* **TASK INSTRUCTIONS**
Scan the data below and pick out the lines containing the word "this".

Dataset listings of figures
▼▼▼

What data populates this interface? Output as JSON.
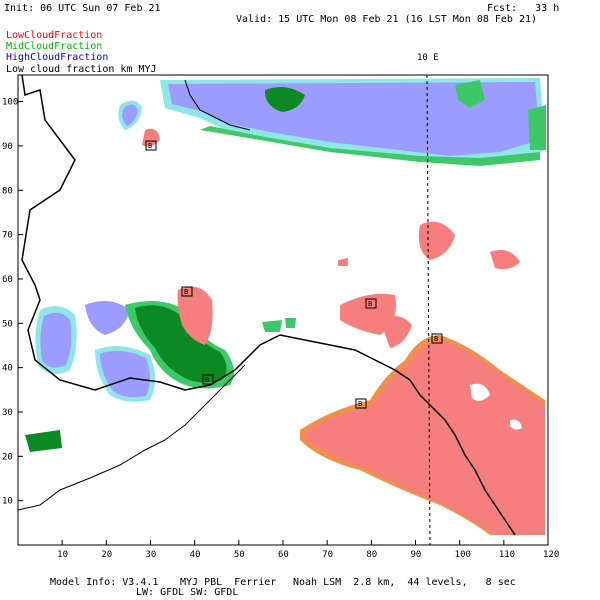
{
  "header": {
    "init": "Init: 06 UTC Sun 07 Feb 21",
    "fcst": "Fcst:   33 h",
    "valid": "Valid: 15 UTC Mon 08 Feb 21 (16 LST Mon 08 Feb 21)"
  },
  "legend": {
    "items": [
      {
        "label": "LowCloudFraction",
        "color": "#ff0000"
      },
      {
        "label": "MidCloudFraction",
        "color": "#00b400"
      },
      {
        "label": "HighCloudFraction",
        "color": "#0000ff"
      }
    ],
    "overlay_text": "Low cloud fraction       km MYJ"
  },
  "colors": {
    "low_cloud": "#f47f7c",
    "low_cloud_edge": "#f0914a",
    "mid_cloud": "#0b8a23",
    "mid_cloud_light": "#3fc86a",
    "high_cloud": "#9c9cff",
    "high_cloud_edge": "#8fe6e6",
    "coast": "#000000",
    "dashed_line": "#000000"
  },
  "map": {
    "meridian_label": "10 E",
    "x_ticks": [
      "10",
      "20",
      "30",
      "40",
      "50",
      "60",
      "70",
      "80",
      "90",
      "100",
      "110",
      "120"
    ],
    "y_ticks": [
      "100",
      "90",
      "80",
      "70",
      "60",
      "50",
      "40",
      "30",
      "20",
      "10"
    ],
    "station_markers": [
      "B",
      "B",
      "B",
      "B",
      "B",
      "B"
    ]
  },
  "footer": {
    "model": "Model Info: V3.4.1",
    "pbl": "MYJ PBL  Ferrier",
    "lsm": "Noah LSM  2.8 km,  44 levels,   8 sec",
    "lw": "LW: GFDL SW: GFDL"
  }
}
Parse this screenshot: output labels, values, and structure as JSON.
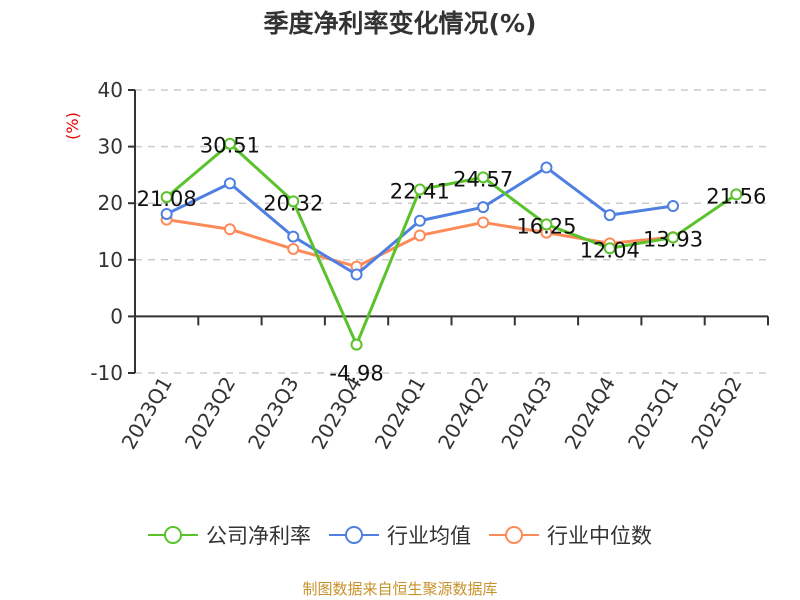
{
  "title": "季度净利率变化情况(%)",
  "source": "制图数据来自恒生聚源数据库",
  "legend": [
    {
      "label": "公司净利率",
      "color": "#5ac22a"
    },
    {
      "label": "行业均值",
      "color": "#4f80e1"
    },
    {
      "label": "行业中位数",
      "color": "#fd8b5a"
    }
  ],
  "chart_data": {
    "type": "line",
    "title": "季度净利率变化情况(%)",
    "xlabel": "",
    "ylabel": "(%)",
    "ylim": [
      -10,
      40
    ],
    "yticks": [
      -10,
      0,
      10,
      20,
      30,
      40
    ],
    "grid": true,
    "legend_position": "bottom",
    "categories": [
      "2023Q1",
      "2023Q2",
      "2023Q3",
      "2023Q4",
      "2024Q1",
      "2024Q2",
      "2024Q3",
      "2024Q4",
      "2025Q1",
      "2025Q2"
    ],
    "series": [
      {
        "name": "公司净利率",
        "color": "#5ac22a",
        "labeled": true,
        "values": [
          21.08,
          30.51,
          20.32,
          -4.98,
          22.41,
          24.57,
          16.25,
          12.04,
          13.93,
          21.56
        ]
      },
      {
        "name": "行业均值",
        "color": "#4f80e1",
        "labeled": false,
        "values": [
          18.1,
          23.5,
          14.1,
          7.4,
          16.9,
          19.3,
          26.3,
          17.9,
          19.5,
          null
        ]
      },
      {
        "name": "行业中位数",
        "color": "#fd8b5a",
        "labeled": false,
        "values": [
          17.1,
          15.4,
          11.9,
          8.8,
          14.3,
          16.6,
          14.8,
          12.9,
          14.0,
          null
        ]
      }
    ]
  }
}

▲▲▲
▼▼▼

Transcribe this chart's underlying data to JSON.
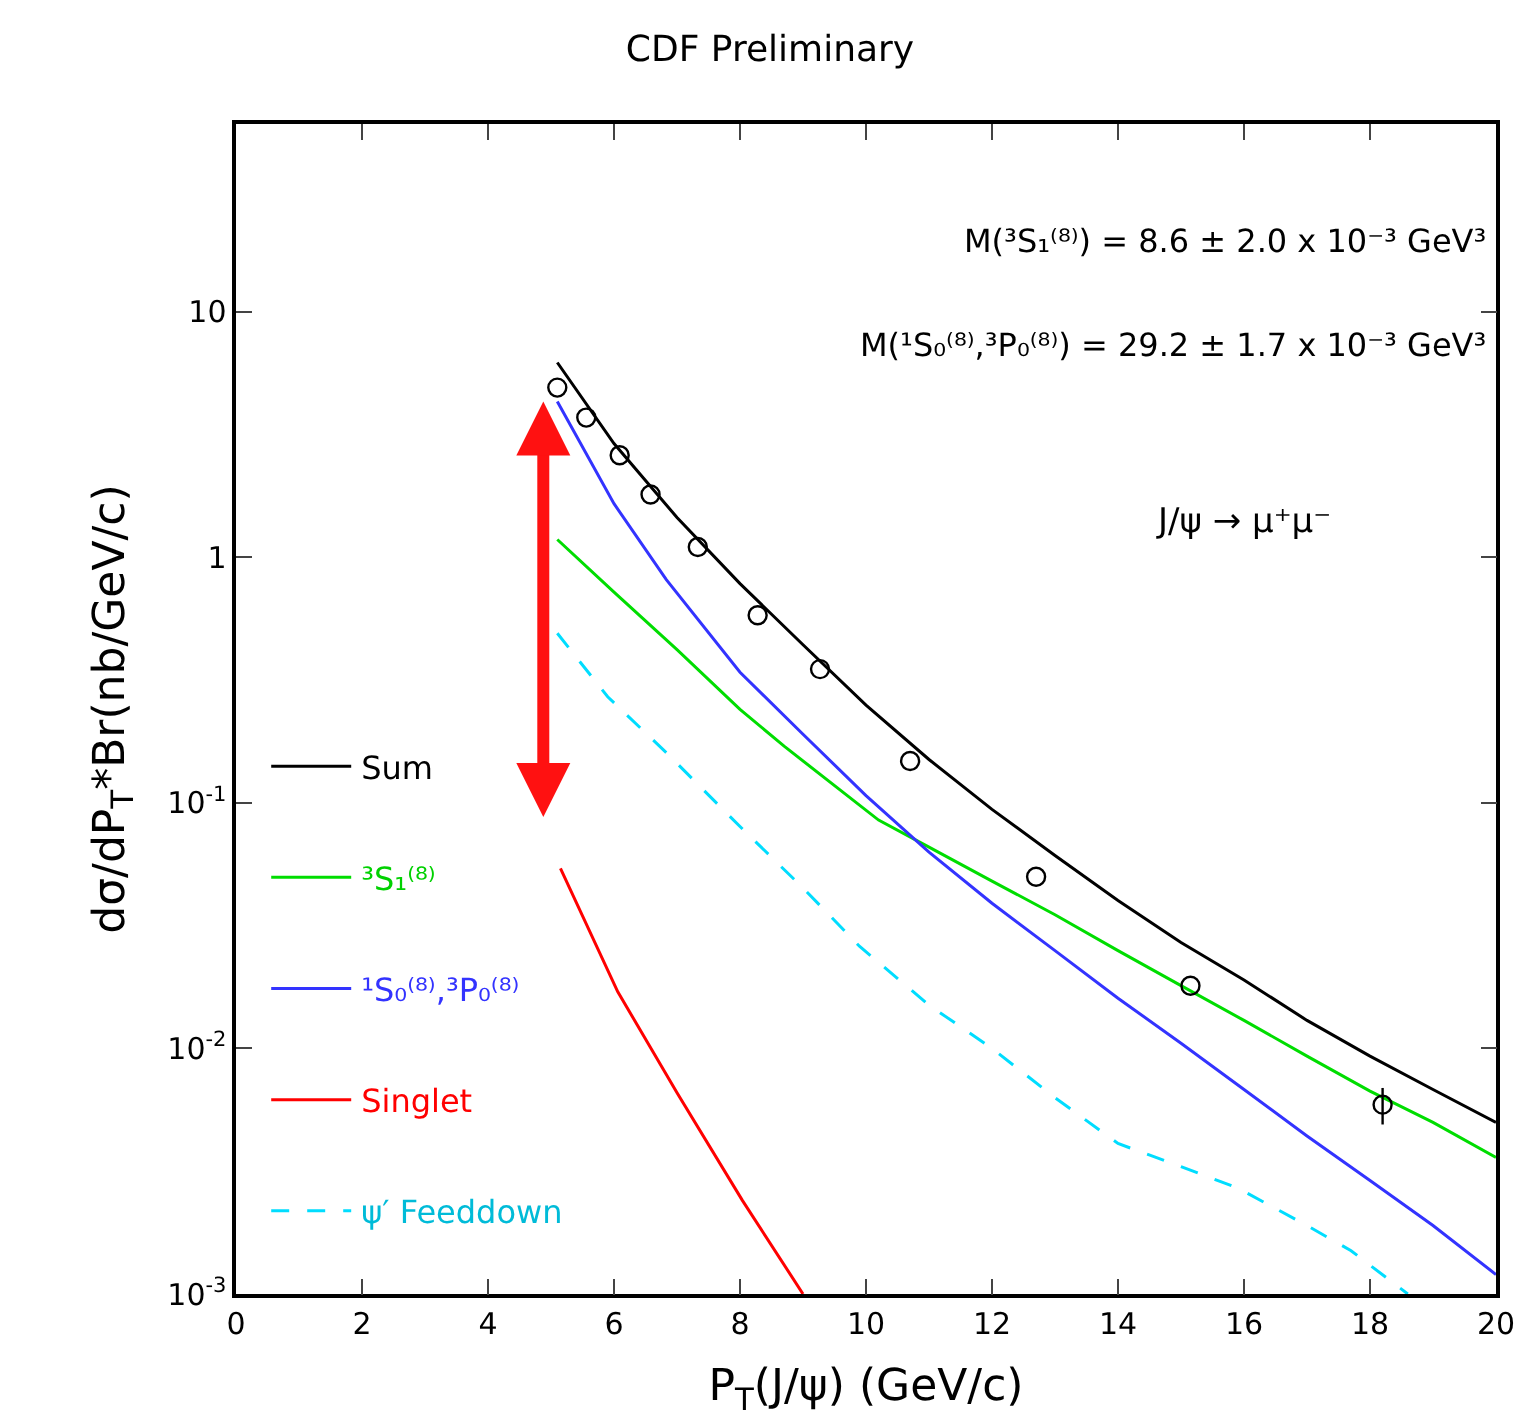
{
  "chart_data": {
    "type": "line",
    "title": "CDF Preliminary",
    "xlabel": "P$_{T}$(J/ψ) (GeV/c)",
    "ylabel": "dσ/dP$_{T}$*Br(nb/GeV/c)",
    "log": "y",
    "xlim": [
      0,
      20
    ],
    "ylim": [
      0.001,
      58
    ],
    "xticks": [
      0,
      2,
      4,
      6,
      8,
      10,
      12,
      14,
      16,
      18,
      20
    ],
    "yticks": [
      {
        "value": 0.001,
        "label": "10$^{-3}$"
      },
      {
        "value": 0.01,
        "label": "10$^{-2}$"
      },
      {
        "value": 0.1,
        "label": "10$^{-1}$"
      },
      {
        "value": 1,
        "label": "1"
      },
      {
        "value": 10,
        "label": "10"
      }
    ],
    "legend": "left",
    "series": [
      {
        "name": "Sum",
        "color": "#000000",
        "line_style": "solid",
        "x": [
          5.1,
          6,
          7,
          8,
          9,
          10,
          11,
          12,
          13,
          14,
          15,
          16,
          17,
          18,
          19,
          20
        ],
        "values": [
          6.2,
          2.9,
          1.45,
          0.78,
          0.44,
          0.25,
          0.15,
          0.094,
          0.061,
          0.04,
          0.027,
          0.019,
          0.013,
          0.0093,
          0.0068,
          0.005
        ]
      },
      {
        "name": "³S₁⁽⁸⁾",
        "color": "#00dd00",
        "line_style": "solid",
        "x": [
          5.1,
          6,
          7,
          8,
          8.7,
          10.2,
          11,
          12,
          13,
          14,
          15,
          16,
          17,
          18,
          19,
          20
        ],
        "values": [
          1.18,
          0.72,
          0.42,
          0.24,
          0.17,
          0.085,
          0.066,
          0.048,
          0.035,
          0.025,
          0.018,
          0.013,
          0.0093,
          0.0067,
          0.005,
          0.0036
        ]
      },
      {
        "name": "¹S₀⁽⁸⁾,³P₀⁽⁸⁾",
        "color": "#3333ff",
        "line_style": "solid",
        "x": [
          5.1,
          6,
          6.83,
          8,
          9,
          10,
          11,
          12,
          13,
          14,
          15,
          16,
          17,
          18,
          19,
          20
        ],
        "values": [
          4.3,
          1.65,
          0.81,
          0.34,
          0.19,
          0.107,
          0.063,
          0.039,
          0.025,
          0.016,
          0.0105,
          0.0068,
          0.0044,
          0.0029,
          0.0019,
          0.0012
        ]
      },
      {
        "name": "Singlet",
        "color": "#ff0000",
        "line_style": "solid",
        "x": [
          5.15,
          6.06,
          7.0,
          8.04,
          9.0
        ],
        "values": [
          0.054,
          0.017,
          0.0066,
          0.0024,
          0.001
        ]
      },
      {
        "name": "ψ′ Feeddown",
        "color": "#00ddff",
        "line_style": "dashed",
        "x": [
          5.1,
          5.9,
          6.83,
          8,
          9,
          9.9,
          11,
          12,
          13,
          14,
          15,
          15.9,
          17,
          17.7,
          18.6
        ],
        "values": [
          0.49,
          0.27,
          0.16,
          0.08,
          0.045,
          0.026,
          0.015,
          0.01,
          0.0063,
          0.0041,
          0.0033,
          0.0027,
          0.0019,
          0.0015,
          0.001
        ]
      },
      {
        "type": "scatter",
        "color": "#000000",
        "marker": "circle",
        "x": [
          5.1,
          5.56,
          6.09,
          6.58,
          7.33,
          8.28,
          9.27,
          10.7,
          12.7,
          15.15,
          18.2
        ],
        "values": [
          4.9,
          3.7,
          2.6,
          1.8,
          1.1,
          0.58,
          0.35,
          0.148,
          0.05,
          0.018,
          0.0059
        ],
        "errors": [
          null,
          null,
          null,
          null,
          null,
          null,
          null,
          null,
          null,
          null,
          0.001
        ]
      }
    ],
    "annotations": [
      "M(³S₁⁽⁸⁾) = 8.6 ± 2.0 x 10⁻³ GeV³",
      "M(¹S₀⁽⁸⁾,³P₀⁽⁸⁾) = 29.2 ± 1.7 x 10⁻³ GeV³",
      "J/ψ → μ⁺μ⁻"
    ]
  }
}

▲▲▲

* **ANSWER FOR THE TASK**
What data populates this interface? Output as JSON.
Parse this screenshot: output labels, values, and structure as JSON.
Transcribe this chart's underlying data to JSON.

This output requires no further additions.